╭─ Records for this exercise
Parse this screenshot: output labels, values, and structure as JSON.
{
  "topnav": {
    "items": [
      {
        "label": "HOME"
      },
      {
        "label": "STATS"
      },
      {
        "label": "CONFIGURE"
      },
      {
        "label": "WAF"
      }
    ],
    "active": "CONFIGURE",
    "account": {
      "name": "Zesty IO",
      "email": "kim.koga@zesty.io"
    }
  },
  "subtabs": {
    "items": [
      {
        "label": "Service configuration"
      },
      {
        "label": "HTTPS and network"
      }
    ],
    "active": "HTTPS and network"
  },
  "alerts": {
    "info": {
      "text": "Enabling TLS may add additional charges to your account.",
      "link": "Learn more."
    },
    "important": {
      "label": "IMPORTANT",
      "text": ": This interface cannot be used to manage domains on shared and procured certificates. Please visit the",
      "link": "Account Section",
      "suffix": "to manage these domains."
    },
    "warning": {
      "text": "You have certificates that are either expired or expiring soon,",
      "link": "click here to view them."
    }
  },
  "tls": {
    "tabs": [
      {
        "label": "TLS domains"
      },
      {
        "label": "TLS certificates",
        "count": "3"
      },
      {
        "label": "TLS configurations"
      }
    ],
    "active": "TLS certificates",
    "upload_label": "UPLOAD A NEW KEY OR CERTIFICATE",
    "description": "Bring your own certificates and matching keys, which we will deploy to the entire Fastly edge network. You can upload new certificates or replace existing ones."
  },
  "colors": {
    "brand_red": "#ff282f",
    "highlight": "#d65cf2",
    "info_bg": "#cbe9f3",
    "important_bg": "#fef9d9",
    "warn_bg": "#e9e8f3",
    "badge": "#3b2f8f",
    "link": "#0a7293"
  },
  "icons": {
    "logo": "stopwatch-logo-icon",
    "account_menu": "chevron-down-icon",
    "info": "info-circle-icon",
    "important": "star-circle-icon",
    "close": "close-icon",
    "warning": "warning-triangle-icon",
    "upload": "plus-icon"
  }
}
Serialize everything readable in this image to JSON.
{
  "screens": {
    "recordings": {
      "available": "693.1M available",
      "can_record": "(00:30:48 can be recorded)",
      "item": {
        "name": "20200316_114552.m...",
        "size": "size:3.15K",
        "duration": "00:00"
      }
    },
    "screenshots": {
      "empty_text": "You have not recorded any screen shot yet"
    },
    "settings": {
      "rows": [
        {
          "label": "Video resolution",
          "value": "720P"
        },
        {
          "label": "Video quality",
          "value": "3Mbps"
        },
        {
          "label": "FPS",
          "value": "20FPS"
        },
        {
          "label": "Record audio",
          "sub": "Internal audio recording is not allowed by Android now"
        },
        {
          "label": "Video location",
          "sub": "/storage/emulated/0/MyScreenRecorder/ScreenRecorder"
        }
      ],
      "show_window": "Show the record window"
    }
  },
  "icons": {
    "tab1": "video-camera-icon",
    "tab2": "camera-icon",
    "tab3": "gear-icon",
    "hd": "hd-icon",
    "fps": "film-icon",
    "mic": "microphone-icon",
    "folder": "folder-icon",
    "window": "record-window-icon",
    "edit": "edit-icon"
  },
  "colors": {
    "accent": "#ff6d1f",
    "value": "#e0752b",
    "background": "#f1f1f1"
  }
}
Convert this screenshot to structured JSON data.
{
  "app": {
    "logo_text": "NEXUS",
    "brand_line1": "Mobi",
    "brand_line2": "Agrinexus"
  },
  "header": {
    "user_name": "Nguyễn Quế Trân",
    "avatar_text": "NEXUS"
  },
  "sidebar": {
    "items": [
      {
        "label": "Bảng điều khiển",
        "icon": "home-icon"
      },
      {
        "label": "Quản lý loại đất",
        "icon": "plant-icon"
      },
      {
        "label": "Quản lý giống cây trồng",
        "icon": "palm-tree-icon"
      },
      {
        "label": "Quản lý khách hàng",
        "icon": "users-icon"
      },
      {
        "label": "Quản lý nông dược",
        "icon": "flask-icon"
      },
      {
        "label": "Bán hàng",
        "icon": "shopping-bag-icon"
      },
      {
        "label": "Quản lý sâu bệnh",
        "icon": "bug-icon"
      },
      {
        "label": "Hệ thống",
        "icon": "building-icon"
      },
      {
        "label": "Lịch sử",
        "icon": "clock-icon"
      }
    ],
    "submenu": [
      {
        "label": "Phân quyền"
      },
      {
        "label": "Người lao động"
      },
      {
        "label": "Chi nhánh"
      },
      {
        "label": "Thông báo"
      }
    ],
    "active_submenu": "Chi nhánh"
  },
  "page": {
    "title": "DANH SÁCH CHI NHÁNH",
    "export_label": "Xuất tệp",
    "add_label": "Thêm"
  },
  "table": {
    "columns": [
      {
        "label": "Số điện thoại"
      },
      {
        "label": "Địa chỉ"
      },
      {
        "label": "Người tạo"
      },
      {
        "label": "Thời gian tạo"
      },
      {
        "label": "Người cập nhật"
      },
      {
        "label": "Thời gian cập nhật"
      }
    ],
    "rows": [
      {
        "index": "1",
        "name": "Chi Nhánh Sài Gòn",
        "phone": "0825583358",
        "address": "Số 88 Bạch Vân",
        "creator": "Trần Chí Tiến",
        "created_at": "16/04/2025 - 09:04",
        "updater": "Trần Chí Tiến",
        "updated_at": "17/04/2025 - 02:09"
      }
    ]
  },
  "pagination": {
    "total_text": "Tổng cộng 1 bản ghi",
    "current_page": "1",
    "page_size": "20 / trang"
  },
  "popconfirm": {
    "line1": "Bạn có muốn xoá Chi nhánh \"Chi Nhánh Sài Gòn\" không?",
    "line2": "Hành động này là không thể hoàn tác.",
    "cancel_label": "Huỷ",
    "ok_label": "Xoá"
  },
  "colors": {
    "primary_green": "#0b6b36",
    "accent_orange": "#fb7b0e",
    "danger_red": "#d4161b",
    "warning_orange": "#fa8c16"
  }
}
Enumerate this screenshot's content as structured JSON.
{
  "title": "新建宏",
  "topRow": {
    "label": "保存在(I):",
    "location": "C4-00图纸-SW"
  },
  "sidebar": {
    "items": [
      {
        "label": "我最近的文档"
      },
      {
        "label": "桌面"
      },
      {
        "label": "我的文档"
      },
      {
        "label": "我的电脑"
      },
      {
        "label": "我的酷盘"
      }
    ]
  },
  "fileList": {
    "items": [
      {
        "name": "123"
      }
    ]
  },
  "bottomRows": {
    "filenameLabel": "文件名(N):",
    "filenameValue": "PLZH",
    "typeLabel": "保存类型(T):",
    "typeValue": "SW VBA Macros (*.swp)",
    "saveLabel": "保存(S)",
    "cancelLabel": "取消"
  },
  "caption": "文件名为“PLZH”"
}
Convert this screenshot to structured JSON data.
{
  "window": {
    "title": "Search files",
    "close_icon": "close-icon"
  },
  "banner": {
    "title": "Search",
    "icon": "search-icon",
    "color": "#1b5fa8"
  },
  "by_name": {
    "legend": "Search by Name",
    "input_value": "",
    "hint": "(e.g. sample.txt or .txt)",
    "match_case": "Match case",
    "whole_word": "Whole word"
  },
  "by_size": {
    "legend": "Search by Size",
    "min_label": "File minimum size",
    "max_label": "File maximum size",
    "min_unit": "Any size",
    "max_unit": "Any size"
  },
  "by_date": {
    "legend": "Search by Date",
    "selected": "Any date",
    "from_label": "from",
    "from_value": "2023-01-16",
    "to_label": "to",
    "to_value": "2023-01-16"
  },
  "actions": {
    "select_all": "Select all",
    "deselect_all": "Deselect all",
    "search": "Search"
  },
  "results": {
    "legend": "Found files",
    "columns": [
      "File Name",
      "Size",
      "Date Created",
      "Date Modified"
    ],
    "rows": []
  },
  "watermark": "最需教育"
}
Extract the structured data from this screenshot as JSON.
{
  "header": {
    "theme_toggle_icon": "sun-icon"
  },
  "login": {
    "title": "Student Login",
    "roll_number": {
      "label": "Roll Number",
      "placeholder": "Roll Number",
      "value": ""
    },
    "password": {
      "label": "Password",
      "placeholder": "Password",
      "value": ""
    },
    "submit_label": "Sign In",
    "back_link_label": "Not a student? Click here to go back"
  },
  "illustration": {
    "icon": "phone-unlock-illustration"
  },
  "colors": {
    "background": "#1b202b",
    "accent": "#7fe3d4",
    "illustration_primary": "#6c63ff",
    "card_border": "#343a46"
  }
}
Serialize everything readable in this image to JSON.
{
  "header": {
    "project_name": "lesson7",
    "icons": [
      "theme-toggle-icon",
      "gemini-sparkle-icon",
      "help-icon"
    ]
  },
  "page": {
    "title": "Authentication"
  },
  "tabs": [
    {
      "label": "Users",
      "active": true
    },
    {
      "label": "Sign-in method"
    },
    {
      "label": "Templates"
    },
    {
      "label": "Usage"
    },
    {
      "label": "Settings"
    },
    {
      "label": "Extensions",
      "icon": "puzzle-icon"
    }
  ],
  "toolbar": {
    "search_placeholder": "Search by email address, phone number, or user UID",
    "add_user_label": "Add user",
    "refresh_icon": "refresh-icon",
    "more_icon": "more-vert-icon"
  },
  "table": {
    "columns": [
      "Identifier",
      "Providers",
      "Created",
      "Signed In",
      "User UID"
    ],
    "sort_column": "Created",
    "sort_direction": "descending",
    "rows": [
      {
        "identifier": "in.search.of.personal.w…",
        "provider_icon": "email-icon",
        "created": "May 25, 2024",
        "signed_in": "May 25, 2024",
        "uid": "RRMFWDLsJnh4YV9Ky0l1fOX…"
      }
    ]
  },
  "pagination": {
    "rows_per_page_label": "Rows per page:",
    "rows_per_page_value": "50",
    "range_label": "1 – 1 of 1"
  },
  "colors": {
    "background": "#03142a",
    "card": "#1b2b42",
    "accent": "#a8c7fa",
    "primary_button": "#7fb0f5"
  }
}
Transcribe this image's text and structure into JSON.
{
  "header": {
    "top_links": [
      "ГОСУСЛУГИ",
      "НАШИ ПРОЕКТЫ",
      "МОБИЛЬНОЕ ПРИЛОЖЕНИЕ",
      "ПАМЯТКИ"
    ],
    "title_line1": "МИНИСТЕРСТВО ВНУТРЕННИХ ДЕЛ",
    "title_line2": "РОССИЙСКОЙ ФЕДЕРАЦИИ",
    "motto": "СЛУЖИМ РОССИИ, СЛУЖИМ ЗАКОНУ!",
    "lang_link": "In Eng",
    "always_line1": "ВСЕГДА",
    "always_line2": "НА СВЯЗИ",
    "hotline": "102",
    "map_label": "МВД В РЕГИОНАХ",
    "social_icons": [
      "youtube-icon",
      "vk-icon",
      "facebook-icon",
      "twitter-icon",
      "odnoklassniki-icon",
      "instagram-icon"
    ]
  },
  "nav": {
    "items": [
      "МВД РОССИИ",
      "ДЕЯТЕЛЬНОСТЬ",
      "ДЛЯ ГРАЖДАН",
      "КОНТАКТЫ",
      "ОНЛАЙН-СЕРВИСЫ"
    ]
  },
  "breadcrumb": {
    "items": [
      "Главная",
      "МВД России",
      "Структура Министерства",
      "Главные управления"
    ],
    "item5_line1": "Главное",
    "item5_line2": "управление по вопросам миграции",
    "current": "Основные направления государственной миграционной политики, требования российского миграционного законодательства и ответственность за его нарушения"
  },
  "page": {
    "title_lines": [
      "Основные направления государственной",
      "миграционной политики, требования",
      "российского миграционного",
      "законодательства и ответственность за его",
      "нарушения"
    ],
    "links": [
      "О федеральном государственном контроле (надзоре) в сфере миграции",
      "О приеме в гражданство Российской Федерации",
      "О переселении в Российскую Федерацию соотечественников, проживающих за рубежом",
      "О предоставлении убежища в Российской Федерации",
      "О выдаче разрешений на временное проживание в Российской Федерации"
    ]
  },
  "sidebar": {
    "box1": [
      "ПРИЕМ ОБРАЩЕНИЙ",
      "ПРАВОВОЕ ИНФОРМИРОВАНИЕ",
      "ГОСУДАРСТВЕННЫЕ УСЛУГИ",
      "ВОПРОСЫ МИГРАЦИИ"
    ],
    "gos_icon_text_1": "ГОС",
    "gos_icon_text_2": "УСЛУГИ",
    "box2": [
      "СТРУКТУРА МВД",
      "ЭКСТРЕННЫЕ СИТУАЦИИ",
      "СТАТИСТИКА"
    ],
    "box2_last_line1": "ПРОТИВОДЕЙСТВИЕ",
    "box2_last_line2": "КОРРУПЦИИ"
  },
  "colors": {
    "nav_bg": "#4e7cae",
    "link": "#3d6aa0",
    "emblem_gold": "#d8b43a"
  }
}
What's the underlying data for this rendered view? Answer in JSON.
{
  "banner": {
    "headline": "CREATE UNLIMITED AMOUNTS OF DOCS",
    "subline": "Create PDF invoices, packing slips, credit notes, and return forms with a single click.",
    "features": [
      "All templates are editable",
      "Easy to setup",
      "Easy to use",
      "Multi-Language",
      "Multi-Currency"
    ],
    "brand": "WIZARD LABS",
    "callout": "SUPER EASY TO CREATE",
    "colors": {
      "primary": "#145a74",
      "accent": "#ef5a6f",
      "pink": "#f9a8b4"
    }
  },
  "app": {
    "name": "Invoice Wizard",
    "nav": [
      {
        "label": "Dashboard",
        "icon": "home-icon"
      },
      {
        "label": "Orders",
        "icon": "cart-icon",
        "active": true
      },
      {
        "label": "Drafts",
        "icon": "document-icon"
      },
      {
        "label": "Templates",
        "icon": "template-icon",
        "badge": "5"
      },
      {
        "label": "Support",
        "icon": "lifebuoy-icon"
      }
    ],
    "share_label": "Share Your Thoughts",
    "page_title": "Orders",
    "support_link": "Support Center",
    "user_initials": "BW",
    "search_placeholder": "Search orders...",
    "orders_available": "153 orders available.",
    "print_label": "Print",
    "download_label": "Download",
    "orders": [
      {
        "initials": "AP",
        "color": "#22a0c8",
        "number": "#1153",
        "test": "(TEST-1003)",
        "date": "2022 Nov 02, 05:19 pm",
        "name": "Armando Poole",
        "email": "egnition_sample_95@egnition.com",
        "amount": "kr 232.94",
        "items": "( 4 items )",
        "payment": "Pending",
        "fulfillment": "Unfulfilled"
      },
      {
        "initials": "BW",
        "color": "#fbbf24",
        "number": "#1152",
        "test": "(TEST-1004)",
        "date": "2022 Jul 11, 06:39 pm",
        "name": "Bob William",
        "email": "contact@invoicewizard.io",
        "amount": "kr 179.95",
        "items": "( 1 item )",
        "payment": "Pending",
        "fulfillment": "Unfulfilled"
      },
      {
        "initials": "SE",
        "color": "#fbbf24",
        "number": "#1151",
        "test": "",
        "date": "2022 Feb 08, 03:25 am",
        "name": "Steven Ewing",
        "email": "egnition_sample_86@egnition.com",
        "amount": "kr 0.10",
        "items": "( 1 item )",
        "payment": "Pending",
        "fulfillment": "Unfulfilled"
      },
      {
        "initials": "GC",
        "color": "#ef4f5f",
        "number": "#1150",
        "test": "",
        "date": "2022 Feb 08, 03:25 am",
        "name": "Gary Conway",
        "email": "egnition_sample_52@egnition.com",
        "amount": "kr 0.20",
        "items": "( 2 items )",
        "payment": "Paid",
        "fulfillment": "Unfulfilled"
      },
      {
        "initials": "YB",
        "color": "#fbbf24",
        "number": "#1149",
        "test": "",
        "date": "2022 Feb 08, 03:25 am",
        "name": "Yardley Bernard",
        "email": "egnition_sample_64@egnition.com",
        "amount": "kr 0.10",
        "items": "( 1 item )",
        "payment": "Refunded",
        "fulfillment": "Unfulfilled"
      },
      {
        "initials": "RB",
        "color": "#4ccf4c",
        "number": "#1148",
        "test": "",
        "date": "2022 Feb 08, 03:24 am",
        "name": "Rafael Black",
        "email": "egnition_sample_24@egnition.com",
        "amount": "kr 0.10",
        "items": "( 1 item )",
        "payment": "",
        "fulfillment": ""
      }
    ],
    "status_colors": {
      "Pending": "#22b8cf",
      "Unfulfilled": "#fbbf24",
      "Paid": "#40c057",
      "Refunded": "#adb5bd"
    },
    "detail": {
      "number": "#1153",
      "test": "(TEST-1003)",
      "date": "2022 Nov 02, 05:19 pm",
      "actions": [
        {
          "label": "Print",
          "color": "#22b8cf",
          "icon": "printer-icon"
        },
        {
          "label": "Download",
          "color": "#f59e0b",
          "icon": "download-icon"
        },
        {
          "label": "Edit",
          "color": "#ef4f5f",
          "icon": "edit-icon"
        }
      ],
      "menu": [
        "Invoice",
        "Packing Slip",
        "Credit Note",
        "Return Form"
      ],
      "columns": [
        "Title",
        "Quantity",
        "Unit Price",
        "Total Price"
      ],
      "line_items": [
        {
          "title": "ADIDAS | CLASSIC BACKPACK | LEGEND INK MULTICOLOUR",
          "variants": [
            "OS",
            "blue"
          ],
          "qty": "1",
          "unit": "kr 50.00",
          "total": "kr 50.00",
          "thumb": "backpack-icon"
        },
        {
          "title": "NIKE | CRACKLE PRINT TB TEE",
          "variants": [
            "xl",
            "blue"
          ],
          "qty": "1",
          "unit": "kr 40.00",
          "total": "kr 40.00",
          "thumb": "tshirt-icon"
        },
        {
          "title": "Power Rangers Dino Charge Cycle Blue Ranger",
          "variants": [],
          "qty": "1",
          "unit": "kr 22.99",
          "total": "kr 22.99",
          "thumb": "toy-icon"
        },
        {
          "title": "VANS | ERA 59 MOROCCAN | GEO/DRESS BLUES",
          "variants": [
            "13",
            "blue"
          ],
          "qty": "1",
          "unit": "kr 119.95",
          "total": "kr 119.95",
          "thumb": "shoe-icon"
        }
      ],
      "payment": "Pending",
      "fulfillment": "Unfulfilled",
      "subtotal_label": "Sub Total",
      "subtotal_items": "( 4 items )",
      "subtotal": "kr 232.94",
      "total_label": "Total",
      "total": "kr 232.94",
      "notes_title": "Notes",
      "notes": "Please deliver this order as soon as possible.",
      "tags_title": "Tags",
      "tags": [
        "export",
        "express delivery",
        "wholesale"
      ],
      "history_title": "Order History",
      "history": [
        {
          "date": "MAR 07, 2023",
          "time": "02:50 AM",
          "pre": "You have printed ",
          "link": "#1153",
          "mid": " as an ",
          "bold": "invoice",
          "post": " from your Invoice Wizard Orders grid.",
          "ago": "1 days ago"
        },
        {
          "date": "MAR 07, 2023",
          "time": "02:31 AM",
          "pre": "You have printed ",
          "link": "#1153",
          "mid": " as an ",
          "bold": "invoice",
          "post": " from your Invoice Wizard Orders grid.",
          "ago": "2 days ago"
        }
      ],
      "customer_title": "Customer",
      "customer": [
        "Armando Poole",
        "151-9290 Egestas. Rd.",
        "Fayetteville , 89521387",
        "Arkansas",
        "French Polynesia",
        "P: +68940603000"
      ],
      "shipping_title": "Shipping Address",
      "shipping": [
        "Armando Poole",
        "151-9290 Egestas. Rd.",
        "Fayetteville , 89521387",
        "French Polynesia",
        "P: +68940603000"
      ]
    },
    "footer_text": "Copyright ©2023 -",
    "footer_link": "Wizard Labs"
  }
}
╰─
▶ [What is expected]:
Show each line of the data that contains the string "close".

▶ [Solution below]:
    "close": "close-icon",
    "close_icon": "close-icon"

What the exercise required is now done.